* Problem description
Skip the images. Copy the records exactly as written.

Data extracted from a collection:
>>>>>
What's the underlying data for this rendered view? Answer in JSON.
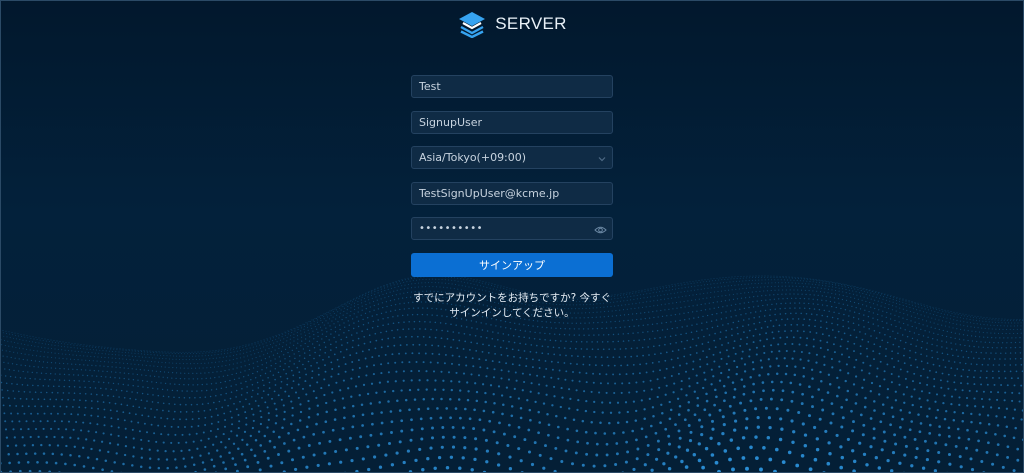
{
  "brand": {
    "name": "SERVER",
    "icon": "stacked-layers-icon",
    "accent_color": "#36a3f0"
  },
  "form": {
    "first_name": "Test",
    "last_name": "SignupUser",
    "timezone": "Asia/Tokyo(+09:00)",
    "email": "TestSignUpUser@kcme.jp",
    "password_masked": "••••••••••",
    "submit_label": "サインアップ",
    "signin_note": "すでにアカウントをお持ちですか? 今すぐサインインしてください。"
  },
  "colors": {
    "background": "#02182d",
    "button": "#0b6fd3",
    "dots": "#2f9be8"
  }
}
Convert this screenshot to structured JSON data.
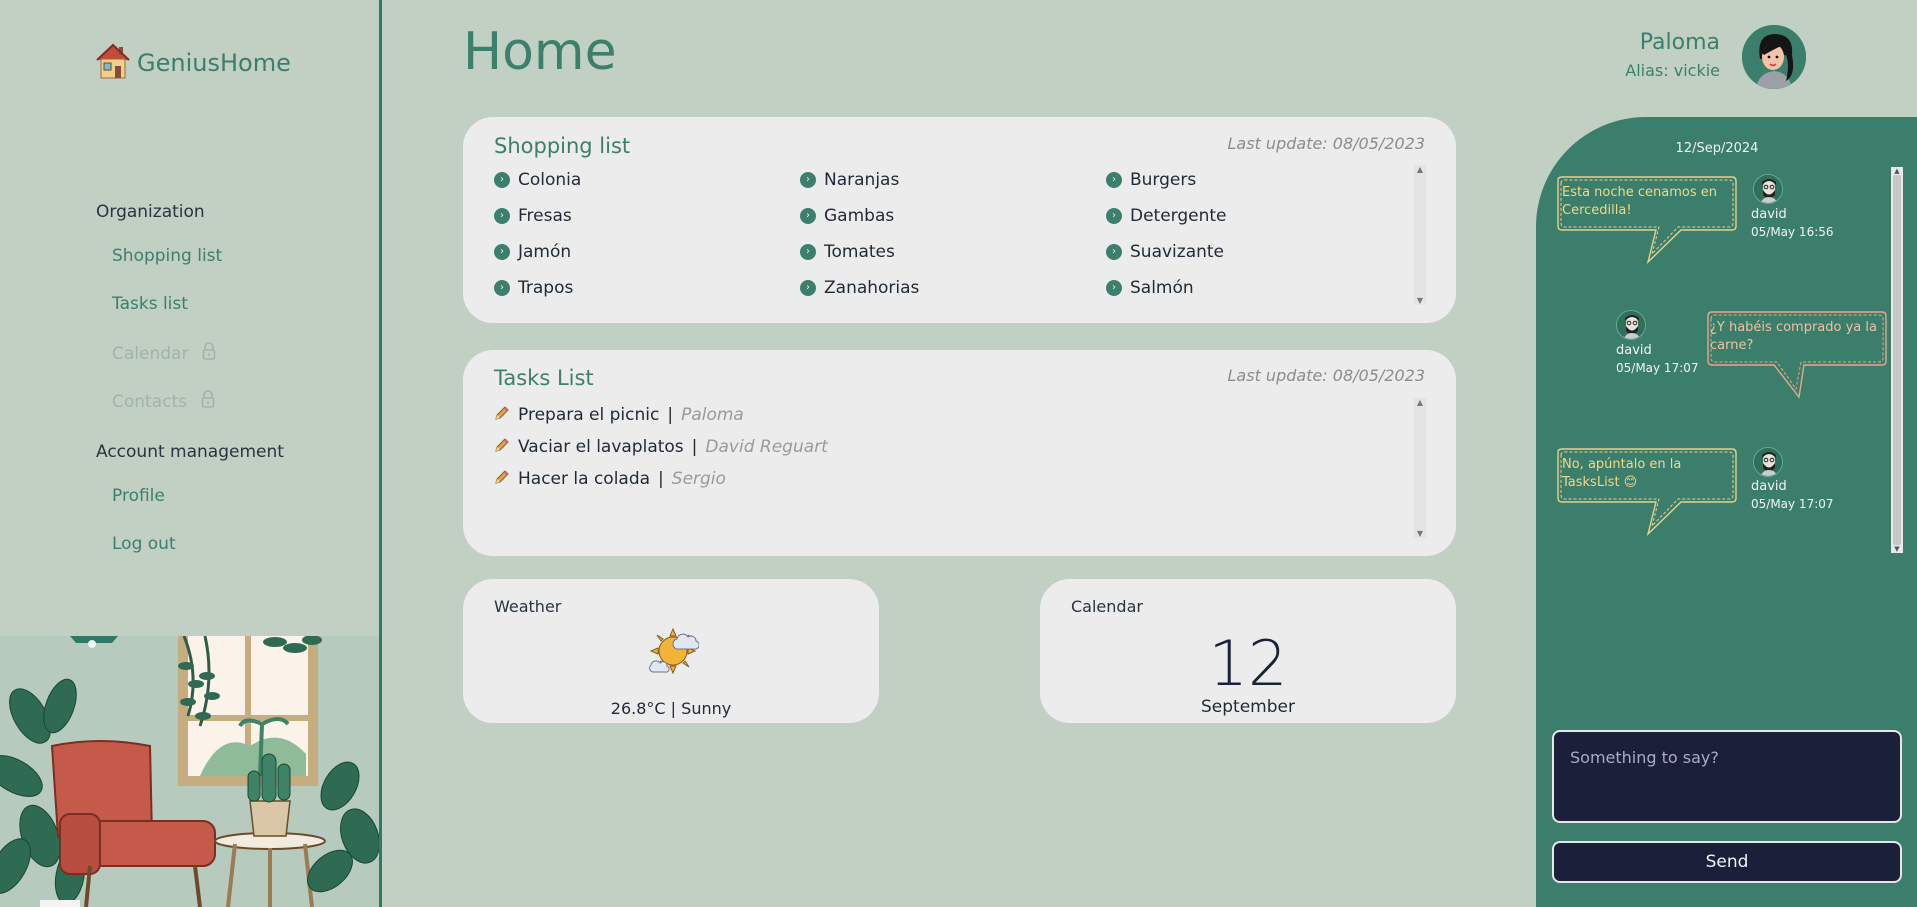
<<<<<
* Result
What's the underlying data for this rendered view? Answer in JSON.
{
  "brand": {
    "name": "SERVER",
    "icon": "stacked-layers-icon",
    "accent_color": "#36a3f0"
  },
  "form": {
    "first_name": "Test",
    "last_name": "SignupUser",
    "timezone": "Asia/Tokyo(+09:00)",
    "email": "TestSignUpUser@kcme.jp",
    "password_masked": "••••••••••",
    "submit_label": "サインアップ",
    "signin_note": "すでにアカウントをお持ちですか? 今すぐサインインしてください。"
  },
  "colors": {
    "background": "#02182d",
    "button": "#0b6fd3",
    "dots": "#2f9be8"
  }
}
Convert this screenshot to structured JSON data.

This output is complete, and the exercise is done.